**EXERCISE**
Extract the records in full, leaving every picture out.

**RECORDED INFORMATION**
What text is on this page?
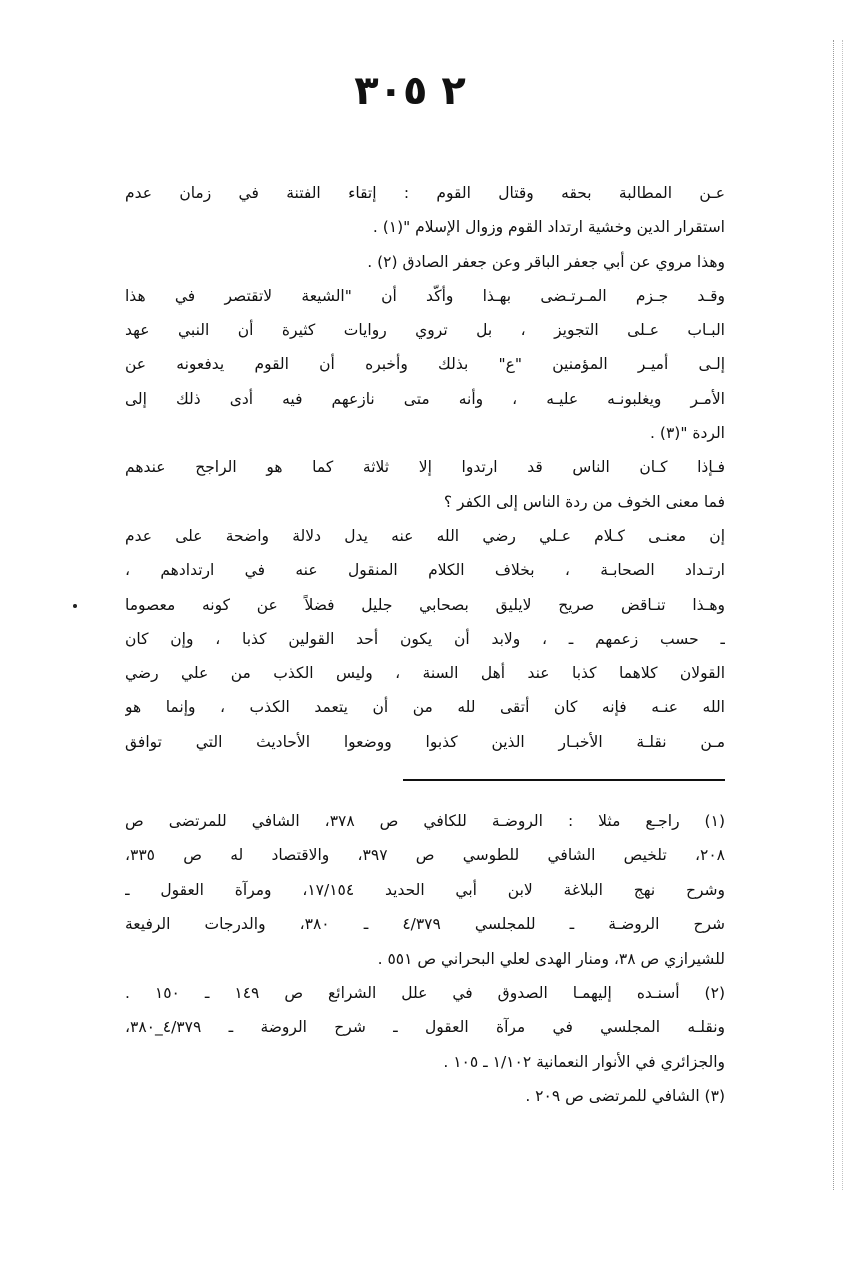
٢ ٣٠٥
عـن المطالبة بحقه وقتال القوم : إتقاء الفتنة في زمان عدم
استقرار الدين وخشية ارتداد القوم وزوال الإسلام "(١) .
وهذا مروي عن أبي جعفر الباقر وعن جعفر الصادق (٢) .
وقـد جـزم المـرتـضى بهـذا وأكّد أن "الشيعة لاتقتصر في هذا
البـاب عـلى التجويز ، بل تروي روايات كثيرة أن النبي عهد
إلـى أميـر المؤمنين "ع" بذلك وأخبره أن القوم يدفعونه عن
الأمـر ويغلبونـه عليـه ، وأنه متى نازعهم فيه أدى ذلك إلى
الردة "(٣) .
فـإذا كـان الناس قد ارتدوا إلا ثلاثة كما هو الراجح عندهم
فما معنى الخوف من ردة الناس إلى الكفر ؟
إن معنـى كـلام عـلي رضي الله عنه يدل دلالة واضحة على عدم
ارتـداد الصحابـة ، بخلاف الكلام المنقول عنه في ارتدادهم ،
وهـذا تنـاقض صريح لايليق بصحابي جليل فضلاً عن كونه معصوما
ـ حسب زعمهم ـ ، ولابد أن يكون أحد القولين كذبا ، وإن كان
القولان كلاهما كذبا عند أهل السنة ، وليس الكذب من علي رضي
الله عنـه فإنه كان أتقى لله من أن يتعمد الكذب ، وإنما هو
مـن نقلـة الأخبـار الذين كذبوا ووضعوا الأحاديث التي توافق
(١) راجـع مثلا : الروضـة للكافي ص ٣٧٨، الشافي للمرتضى ص
٢٠٨، تلخيص الشافي للطوسي ص ٣٩٧، والاقتصاد له ص ٣٣٥،
وشرح نهج البلاغة لابن أبي الحديد ١٧/١٥٤، ومرآة العقول ـ
شرح الروضـة ـ للمجلسي ٤/٣٧٩ ـ ٣٨٠، والدرجات الرفيعة
للشيرازي ص ٣٨، ومنار الهدى لعلي البحراني ص ٥٥١ .
(٢) أسنـده إليهمـا الصدوق في علل الشرائع ص ١٤٩ ـ ١٥٠ .
ونقلـه المجلسي في مرآة العقول ـ شرح الروضة ـ ٤/٣٧٩_٣٨٠،
والجزائري في الأنوار النعمانية ١/١٠٢ ـ ١٠٥ .
(٣) الشافي للمرتضى ص ٢٠٩ .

**WRITTEN SOLUTION**
What text is on this page?
٢ ٣٠٥
عـن المطالبة بحقه وقتال القوم : إتقاء الفتنة في زمان عدم
استقرار الدين وخشية ارتداد القوم وزوال الإسلام "(١) .
وهذا مروي عن أبي جعفر الباقر وعن جعفر الصادق (٢) .
وقـد جـزم المـرتـضى بهـذا وأكّد أن "الشيعة لاتقتصر في هذا
البـاب عـلى التجويز ، بل تروي روايات كثيرة أن النبي عهد
إلـى أميـر المؤمنين "ع" بذلك وأخبره أن القوم يدفعونه عن
الأمـر ويغلبونـه عليـه ، وأنه متى نازعهم فيه أدى ذلك إلى
الردة "(٣) .
فـإذا كـان الناس قد ارتدوا إلا ثلاثة كما هو الراجح عندهم
فما معنى الخوف من ردة الناس إلى الكفر ؟
إن معنـى كـلام عـلي رضي الله عنه يدل دلالة واضحة على عدم
ارتـداد الصحابـة ، بخلاف الكلام المنقول عنه في ارتدادهم ،
وهـذا تنـاقض صريح لايليق بصحابي جليل فضلاً عن كونه معصوما
ـ حسب زعمهم ـ ، ولابد أن يكون أحد القولين كذبا ، وإن كان
القولان كلاهما كذبا عند أهل السنة ، وليس الكذب من علي رضي
الله عنـه فإنه كان أتقى لله من أن يتعمد الكذب ، وإنما هو
مـن نقلـة الأخبـار الذين كذبوا ووضعوا الأحاديث التي توافق
(١) راجـع مثلا : الروضـة للكافي ص ٣٧٨، الشافي للمرتضى ص
٢٠٨، تلخيص الشافي للطوسي ص ٣٩٧، والاقتصاد له ص ٣٣٥،
وشرح نهج البلاغة لابن أبي الحديد ١٧/١٥٤، ومرآة العقول ـ
شرح الروضـة ـ للمجلسي ٤/٣٧٩ ـ ٣٨٠، والدرجات الرفيعة
للشيرازي ص ٣٨، ومنار الهدى لعلي البحراني ص ٥٥١ .
(٢) أسنـده إليهمـا الصدوق في علل الشرائع ص ١٤٩ ـ ١٥٠ .
ونقلـه المجلسي في مرآة العقول ـ شرح الروضة ـ ٤/٣٧٩_٣٨٠،
والجزائري في الأنوار النعمانية ١/١٠٢ ـ ١٠٥ .
(٣) الشافي للمرتضى ص ٢٠٩ .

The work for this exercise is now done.